◆ **Problem**
Show every line that has the string "JSON" in it.

Entries with figure data
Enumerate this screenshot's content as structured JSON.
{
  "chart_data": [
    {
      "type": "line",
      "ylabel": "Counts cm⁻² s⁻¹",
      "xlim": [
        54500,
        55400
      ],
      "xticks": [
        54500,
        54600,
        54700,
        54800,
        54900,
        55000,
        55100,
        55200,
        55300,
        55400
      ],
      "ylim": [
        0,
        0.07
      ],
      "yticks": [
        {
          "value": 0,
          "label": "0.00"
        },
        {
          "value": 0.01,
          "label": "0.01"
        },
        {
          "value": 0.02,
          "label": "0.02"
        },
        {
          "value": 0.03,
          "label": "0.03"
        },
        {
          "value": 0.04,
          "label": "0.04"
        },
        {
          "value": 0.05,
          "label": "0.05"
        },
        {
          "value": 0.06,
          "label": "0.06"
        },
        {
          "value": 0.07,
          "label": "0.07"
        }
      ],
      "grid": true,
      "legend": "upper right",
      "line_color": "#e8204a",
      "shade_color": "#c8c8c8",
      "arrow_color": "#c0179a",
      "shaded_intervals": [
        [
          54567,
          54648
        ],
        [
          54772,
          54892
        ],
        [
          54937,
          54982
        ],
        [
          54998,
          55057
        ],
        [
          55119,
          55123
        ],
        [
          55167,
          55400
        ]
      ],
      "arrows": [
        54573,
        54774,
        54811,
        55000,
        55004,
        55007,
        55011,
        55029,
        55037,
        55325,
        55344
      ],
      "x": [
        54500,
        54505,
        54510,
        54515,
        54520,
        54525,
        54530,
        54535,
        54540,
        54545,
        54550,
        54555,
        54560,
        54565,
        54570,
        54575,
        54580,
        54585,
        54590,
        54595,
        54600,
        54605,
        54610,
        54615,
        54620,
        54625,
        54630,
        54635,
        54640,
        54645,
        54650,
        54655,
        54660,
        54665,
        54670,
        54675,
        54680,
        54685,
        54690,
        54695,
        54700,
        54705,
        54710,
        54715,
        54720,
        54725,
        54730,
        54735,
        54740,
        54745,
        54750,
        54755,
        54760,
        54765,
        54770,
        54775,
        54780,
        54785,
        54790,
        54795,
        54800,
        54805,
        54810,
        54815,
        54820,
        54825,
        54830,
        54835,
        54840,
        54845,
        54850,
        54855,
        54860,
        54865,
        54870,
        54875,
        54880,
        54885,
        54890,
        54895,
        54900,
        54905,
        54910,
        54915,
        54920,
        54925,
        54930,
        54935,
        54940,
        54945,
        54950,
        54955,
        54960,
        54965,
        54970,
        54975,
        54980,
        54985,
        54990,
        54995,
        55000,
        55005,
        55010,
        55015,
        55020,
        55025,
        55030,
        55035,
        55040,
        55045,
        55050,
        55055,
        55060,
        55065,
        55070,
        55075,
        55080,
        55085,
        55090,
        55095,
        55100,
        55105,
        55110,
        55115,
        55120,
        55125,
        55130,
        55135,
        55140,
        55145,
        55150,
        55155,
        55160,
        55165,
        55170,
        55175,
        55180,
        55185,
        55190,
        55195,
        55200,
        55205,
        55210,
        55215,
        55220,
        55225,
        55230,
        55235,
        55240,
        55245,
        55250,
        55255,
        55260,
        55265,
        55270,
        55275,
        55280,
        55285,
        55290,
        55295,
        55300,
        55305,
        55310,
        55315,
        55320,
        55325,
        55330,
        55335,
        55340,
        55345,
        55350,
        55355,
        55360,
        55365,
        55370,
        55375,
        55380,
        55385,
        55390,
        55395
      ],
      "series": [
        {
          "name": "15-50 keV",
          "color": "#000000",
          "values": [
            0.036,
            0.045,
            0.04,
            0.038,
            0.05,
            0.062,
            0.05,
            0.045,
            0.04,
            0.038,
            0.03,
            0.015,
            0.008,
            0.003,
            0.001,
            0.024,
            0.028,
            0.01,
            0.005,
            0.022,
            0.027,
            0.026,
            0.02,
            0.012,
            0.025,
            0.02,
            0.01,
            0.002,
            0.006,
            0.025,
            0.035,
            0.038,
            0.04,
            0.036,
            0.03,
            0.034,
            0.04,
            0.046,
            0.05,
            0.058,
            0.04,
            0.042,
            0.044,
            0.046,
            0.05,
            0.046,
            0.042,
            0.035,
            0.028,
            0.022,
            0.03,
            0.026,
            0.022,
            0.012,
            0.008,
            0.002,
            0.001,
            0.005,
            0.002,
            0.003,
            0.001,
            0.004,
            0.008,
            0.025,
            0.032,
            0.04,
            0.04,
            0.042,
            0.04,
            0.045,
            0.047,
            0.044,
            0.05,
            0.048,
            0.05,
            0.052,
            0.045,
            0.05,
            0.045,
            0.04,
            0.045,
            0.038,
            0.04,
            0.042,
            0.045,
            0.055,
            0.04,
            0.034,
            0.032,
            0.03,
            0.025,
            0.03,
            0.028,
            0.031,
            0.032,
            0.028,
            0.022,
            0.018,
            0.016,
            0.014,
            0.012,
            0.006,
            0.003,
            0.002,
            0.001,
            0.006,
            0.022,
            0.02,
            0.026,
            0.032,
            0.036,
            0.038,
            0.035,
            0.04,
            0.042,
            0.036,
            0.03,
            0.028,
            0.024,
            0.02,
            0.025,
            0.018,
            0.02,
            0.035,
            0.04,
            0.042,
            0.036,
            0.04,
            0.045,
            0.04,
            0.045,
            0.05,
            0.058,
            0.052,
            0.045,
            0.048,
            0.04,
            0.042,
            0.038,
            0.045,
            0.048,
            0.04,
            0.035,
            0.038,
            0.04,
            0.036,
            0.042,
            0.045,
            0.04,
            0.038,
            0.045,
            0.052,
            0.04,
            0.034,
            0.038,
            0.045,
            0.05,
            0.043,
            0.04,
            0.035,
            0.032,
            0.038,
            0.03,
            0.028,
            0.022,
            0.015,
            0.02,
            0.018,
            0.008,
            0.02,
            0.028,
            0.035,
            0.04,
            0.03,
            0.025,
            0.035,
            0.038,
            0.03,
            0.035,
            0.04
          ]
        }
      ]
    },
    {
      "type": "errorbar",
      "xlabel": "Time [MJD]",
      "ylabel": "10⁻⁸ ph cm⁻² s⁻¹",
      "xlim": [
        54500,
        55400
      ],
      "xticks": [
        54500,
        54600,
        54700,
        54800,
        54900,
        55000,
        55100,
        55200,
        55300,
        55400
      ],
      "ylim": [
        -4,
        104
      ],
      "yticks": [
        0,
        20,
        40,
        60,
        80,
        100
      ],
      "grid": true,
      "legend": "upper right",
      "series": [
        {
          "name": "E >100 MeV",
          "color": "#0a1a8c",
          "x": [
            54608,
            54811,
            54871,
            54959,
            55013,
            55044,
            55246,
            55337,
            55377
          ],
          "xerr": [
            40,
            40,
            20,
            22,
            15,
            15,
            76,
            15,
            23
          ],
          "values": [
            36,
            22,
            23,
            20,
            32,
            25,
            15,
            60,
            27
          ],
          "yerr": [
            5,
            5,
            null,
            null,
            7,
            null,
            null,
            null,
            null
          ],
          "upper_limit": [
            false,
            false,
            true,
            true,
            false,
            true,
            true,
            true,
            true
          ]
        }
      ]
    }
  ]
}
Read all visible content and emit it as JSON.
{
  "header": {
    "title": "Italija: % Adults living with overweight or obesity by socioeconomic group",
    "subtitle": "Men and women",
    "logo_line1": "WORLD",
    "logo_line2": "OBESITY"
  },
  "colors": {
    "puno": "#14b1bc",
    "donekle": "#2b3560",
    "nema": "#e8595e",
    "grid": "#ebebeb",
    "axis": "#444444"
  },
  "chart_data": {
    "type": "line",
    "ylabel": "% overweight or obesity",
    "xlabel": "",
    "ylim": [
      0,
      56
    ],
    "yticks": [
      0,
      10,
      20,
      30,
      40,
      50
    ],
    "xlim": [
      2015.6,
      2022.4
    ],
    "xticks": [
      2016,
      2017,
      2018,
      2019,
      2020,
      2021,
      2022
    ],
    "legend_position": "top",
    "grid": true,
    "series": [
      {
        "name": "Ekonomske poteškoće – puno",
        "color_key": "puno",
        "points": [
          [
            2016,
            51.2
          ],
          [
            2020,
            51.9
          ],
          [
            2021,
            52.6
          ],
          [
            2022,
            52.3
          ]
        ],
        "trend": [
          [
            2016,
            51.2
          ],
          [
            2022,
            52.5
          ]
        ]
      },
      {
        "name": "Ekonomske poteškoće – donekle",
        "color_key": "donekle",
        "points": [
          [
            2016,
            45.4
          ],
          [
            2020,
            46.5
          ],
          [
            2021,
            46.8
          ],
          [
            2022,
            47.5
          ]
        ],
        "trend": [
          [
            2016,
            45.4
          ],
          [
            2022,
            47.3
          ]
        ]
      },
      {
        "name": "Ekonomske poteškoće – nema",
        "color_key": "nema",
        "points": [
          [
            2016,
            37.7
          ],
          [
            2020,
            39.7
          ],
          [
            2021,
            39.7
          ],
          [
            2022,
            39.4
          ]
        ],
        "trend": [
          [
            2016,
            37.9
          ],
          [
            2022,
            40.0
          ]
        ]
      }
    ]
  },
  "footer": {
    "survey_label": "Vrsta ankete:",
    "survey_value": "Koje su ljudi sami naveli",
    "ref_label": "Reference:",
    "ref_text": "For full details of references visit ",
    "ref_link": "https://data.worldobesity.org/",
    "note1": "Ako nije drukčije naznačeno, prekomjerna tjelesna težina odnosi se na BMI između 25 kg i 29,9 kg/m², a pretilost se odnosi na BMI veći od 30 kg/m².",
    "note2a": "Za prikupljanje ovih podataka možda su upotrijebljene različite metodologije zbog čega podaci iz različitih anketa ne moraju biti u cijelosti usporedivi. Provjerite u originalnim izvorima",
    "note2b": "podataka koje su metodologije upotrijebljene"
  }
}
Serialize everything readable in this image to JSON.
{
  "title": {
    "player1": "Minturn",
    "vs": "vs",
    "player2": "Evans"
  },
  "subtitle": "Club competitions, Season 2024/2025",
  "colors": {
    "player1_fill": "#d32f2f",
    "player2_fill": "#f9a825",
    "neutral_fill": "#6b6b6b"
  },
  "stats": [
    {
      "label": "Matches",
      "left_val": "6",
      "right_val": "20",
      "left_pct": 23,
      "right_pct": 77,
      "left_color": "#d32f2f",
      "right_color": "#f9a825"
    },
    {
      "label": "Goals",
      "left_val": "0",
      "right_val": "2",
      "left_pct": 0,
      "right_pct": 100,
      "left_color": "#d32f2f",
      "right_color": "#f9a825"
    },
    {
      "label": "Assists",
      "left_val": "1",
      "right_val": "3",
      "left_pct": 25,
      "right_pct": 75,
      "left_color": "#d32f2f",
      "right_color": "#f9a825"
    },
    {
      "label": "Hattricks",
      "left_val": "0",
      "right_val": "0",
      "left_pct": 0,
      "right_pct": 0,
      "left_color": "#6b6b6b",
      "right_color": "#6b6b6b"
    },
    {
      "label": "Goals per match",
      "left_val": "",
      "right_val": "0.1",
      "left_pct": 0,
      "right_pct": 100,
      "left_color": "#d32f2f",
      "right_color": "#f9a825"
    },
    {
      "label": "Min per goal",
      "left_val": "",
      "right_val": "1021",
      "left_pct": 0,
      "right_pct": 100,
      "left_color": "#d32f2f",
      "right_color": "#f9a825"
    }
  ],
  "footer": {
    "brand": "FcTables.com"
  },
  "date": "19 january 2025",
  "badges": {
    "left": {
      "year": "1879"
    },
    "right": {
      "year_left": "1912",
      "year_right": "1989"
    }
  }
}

◆ **Exercise result**
Enumerate this screenshot's content as structured JSON.
Read all visible content and emit it as JSON.
Serialize everything readable in this image to JSON.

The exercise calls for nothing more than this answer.